>> start

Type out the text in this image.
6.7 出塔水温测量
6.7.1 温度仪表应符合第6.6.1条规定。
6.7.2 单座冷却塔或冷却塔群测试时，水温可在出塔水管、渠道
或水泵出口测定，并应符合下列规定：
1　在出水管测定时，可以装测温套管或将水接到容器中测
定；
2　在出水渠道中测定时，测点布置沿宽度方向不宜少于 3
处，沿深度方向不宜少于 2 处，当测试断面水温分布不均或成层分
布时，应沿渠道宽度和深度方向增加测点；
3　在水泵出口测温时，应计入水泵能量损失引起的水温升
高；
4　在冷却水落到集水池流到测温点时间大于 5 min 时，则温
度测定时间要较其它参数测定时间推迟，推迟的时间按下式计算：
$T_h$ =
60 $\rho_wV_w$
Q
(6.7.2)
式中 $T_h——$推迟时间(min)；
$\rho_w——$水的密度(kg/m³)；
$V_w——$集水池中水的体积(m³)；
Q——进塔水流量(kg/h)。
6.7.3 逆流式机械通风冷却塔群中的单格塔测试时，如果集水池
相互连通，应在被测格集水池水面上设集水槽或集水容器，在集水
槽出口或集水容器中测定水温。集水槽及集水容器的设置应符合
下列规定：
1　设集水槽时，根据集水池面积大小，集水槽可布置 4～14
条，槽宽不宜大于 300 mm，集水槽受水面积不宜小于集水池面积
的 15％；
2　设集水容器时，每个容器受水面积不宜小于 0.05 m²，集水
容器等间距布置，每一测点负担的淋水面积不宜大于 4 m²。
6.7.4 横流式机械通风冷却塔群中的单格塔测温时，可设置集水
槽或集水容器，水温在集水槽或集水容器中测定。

>> end

INSTRUCTIONS TO FOLLOW: Write out every entry above, word for word.

ANSWER FOR THIS EXERCISE:
Type out the text in this image.
6.7 出塔水温测量
6.7.1 温度仪表应符合第6.6.1条规定。
6.7.2 单座冷却塔或冷却塔群测试时，水温可在出塔水管、渠道
或水泵出口测定，并应符合下列规定：
1　在出水管测定时，可以装测温套管或将水接到容器中测
定；
2　在出水渠道中测定时，测点布置沿宽度方向不宜少于 3
处，沿深度方向不宜少于 2 处，当测试断面水温分布不均或成层分
布时，应沿渠道宽度和深度方向增加测点；
3　在水泵出口测温时，应计入水泵能量损失引起的水温升
高；
4　在冷却水落到集水池流到测温点时间大于 5 min 时，则温
度测定时间要较其它参数测定时间推迟，推迟的时间按下式计算：
$T_h$ =
60 $\rho_wV_w$
Q
(6.7.2)
式中 $T_h——$推迟时间(min)；
$\rho_w——$水的密度(kg/m³)；
$V_w——$集水池中水的体积(m³)；
Q——进塔水流量(kg/h)。
6.7.3 逆流式机械通风冷却塔群中的单格塔测试时，如果集水池
相互连通，应在被测格集水池水面上设集水槽或集水容器，在集水
槽出口或集水容器中测定水温。集水槽及集水容器的设置应符合
下列规定：
1　设集水槽时，根据集水池面积大小，集水槽可布置 4～14
条，槽宽不宜大于 300 mm，集水槽受水面积不宜小于集水池面积
的 15％；
2　设集水容器时，每个容器受水面积不宜小于 0.05 m²，集水
容器等间距布置，每一测点负担的淋水面积不宜大于 4 m²。
6.7.4 横流式机械通风冷却塔群中的单格塔测温时，可设置集水
槽或集水容器，水温在集水槽或集水容器中测定。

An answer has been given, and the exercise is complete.